• AIM OF THE EXERCISE:
What number of lines in the material contain the word "partida"? Give that number alone.

• EXTRACTED DATA:
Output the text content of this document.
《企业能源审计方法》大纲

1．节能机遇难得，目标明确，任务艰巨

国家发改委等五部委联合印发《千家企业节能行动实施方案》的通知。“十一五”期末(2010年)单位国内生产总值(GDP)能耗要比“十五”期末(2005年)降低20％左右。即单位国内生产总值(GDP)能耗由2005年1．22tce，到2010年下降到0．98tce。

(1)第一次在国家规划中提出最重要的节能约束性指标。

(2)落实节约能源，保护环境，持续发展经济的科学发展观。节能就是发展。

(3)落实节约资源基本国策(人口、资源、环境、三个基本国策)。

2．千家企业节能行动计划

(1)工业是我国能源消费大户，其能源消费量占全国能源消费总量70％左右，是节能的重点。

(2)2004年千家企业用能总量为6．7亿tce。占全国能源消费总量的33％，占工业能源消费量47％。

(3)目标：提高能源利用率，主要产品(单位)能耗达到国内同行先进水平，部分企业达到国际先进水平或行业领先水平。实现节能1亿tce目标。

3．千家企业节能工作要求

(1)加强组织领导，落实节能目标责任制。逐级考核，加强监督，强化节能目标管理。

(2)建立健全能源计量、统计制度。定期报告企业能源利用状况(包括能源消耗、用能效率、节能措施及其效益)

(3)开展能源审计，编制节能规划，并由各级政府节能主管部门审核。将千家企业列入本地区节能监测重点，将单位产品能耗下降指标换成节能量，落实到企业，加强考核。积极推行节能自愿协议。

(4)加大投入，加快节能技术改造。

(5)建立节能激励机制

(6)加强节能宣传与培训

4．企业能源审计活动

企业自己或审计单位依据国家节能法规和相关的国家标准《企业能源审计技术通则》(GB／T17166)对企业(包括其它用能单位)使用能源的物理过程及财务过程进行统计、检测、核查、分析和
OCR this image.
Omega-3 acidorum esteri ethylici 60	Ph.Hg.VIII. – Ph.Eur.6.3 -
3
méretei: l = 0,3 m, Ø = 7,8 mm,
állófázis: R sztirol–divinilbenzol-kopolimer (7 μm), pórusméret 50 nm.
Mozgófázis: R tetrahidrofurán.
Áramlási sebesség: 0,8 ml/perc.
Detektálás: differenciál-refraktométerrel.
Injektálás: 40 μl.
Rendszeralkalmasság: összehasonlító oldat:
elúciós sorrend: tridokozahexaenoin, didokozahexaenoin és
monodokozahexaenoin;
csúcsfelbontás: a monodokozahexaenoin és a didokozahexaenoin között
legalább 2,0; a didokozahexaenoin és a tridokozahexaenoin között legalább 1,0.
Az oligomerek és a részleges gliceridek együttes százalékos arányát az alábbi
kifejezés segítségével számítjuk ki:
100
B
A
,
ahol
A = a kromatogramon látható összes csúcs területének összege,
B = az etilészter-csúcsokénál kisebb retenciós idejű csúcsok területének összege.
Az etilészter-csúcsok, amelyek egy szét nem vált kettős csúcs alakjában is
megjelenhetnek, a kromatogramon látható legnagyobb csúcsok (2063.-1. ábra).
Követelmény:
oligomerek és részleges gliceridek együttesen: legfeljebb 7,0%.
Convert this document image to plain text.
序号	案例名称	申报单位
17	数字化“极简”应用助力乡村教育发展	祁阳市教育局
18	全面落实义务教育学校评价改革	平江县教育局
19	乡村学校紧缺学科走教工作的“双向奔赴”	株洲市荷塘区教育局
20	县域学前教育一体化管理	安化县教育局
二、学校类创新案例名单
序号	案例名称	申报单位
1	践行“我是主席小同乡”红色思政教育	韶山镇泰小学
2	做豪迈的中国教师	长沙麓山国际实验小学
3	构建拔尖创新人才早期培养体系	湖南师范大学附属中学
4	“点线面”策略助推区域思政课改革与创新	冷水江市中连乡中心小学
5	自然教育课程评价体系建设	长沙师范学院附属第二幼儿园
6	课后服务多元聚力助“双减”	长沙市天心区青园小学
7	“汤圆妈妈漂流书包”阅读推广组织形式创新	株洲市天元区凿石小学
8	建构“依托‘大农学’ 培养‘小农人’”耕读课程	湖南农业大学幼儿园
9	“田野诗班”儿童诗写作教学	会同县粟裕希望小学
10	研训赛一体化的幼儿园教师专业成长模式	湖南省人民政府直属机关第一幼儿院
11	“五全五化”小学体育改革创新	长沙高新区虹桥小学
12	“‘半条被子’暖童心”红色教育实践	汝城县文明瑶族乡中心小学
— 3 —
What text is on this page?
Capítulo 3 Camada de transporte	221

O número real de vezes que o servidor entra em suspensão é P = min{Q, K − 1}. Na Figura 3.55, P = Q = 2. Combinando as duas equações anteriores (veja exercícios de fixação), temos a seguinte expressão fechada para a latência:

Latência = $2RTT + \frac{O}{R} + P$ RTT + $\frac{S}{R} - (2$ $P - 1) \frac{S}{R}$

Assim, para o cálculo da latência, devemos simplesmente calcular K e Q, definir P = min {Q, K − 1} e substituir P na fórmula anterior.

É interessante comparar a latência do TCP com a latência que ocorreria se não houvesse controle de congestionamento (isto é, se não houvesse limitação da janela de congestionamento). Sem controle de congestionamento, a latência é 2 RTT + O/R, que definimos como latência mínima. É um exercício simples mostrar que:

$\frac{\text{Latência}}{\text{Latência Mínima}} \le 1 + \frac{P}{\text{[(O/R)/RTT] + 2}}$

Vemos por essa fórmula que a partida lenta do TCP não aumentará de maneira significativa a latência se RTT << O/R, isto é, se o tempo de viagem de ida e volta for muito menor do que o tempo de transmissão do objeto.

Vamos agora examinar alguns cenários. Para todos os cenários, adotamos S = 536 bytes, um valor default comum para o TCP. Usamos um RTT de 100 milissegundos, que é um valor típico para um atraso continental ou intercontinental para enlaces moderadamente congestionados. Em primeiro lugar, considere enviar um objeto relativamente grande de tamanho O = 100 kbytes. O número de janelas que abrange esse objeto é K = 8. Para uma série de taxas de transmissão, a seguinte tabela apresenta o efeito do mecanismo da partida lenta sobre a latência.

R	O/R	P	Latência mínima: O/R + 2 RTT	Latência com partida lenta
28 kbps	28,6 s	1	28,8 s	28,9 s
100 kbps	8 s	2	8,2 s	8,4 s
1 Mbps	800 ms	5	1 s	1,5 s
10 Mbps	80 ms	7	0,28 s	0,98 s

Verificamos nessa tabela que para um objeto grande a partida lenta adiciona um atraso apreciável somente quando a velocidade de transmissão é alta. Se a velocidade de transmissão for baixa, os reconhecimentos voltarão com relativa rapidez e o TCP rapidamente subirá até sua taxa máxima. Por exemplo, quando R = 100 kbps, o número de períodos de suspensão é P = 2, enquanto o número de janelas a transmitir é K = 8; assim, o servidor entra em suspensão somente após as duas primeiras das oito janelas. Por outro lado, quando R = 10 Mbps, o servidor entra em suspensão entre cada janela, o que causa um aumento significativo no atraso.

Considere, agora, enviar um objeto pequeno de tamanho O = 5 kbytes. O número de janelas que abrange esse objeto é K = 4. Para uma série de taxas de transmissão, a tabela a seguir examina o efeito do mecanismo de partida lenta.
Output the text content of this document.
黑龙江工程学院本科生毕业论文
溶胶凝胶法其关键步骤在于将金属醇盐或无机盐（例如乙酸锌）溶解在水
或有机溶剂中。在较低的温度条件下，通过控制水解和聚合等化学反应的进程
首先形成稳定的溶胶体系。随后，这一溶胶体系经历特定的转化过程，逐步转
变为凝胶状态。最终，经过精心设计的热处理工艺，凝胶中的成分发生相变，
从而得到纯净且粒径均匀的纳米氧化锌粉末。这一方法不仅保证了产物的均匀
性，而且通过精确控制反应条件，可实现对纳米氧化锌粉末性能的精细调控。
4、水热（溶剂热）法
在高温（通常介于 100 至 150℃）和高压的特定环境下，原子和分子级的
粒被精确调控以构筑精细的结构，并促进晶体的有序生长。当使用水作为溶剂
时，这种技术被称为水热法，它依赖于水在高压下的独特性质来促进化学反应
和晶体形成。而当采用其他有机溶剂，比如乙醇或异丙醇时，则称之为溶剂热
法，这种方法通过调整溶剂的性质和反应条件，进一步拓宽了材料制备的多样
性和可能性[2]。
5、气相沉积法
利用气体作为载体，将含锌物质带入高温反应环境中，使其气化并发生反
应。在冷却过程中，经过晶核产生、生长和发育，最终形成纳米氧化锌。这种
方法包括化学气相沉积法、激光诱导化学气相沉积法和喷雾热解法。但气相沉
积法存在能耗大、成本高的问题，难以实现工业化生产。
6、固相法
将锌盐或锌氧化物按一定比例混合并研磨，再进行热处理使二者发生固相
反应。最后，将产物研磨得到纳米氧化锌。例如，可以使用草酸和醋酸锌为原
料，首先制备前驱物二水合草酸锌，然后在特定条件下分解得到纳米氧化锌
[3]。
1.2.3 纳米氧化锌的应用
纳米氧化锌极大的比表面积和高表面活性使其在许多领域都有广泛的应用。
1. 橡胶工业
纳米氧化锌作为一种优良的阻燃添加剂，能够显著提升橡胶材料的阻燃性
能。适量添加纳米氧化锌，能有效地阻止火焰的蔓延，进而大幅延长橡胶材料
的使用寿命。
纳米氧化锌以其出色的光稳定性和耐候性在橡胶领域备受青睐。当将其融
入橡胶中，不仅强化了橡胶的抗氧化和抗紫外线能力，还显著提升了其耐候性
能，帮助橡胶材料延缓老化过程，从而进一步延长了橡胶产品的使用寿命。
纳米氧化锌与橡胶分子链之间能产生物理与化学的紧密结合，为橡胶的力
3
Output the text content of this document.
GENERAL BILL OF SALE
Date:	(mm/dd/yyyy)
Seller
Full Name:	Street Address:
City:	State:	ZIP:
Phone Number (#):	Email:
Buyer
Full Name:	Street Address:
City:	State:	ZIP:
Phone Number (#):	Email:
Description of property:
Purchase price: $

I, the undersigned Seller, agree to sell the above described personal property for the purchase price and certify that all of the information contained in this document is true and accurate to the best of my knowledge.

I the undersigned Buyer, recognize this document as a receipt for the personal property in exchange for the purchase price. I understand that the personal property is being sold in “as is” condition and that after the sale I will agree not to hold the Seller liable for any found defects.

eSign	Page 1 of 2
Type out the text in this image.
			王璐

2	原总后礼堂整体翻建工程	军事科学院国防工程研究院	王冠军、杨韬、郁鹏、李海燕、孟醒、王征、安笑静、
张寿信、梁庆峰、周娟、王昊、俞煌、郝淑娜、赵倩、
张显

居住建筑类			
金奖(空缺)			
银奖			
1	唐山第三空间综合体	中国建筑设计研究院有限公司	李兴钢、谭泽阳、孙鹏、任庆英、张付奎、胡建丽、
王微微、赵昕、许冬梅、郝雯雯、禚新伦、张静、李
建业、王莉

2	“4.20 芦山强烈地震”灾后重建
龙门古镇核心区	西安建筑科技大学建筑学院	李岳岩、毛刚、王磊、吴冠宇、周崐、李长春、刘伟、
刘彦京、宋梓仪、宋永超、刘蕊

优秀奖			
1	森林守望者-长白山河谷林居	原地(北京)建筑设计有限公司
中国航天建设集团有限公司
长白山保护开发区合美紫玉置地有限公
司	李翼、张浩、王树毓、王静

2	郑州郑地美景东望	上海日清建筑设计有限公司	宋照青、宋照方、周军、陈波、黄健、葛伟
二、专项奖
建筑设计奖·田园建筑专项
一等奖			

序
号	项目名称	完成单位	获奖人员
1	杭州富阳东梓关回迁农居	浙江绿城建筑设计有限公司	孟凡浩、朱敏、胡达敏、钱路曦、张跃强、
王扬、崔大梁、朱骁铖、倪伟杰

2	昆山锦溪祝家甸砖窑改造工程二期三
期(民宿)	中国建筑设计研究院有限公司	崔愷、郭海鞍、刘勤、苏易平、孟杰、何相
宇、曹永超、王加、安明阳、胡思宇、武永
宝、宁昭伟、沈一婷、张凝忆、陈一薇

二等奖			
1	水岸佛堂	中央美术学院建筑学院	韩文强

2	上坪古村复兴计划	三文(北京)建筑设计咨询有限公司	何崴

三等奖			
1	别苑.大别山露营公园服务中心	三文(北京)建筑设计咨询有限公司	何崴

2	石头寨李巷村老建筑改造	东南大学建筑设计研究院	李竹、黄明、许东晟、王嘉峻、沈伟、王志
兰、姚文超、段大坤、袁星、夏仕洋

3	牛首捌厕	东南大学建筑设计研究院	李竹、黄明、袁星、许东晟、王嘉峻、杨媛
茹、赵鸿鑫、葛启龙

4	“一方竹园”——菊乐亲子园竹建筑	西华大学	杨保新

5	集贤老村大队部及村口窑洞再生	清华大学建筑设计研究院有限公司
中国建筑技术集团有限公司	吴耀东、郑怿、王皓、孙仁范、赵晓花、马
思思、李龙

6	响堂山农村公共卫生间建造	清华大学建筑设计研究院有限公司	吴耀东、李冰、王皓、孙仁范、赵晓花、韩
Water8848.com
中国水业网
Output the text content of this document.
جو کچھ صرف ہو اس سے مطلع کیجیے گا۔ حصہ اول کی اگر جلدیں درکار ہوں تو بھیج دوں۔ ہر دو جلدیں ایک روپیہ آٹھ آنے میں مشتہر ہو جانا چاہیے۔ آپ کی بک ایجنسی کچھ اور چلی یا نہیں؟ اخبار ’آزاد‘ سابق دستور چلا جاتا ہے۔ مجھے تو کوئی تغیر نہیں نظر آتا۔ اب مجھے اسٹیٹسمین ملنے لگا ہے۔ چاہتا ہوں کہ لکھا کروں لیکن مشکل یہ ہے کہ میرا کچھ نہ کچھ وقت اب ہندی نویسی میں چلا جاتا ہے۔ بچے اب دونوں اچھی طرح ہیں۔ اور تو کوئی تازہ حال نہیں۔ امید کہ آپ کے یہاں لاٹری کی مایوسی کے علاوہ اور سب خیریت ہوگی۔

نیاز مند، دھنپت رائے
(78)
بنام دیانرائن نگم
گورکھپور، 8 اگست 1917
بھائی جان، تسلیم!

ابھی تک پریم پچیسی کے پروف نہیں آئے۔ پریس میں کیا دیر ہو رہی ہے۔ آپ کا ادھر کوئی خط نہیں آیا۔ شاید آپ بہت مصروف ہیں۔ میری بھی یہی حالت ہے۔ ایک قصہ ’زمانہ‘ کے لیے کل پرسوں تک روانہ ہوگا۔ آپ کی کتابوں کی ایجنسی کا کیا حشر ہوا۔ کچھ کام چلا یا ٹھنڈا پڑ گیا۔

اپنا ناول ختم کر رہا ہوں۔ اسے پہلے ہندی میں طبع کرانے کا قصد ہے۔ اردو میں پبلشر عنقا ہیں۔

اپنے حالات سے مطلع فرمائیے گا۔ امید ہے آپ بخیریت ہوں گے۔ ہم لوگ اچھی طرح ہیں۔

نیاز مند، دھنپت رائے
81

• EXERCISE RESPONSE:
5